(WHAT THE EXERCISE ASKS): Look below for the line with "Read out every word on this page.", and from there restate every line word for word until the entries end.

(ENTRIES SUPPLIED):

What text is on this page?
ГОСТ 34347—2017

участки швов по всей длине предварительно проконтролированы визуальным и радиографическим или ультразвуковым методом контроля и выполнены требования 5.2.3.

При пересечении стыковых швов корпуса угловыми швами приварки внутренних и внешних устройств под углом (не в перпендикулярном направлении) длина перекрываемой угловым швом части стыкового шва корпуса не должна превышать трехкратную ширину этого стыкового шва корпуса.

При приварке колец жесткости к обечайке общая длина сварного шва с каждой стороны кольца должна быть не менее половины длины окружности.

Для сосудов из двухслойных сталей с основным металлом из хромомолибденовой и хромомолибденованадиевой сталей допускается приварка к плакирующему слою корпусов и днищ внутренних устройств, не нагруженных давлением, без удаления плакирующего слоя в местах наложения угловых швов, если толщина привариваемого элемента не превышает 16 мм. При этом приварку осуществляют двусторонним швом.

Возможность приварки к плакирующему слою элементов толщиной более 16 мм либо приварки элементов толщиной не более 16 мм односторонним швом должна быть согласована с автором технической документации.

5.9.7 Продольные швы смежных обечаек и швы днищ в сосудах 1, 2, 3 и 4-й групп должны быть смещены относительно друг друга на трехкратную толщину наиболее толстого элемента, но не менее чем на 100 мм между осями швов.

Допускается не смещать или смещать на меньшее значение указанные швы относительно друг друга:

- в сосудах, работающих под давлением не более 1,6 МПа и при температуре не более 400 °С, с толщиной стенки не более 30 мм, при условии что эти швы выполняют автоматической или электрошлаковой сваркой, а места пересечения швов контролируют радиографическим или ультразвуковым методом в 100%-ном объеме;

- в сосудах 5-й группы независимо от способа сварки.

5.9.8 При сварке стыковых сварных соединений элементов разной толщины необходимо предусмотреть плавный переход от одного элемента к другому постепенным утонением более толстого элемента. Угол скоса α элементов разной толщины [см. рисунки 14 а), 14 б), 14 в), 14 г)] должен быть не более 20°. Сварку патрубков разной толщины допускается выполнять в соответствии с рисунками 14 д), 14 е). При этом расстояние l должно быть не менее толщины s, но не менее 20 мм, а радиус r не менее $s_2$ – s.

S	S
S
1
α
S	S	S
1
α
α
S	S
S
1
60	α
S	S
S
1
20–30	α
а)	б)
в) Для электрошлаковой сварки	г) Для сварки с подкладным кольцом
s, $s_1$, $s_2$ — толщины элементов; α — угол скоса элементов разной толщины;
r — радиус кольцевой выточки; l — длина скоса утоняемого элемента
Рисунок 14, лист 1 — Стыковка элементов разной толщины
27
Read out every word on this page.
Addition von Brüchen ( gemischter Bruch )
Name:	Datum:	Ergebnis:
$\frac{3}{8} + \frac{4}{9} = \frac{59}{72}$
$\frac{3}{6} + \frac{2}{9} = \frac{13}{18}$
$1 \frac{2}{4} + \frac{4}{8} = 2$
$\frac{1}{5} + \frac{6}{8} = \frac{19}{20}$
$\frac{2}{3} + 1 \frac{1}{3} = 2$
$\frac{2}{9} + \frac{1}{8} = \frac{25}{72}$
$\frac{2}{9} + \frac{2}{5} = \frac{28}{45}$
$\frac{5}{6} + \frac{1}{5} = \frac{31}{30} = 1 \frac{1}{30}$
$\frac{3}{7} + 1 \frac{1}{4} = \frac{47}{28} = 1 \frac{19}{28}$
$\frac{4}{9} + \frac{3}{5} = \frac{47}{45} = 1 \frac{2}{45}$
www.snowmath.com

(SOLUTION):
Read out every word on this page.
Addition von Brüchen ( gemischter Bruch )
Name:	Datum:	Ergebnis:
$\frac{3}{8} + \frac{4}{9} = \frac{59}{72}$
$\frac{3}{6} + \frac{2}{9} = \frac{13}{18}$
$1 \frac{2}{4} + \frac{4}{8} = 2$
$\frac{1}{5} + \frac{6}{8} = \frac{19}{20}$
$\frac{2}{3} + 1 \frac{1}{3} = 2$
$\frac{2}{9} + \frac{1}{8} = \frac{25}{72}$
$\frac{2}{9} + \frac{2}{5} = \frac{28}{45}$
$\frac{5}{6} + \frac{1}{5} = \frac{31}{30} = 1 \frac{1}{30}$
$\frac{3}{7} + 1 \frac{1}{4} = \frac{47}{28} = 1 \frac{19}{28}$
$\frac{4}{9} + \frac{3}{5} = \frac{47}{45} = 1 \frac{2}{45}$
www.snowmath.com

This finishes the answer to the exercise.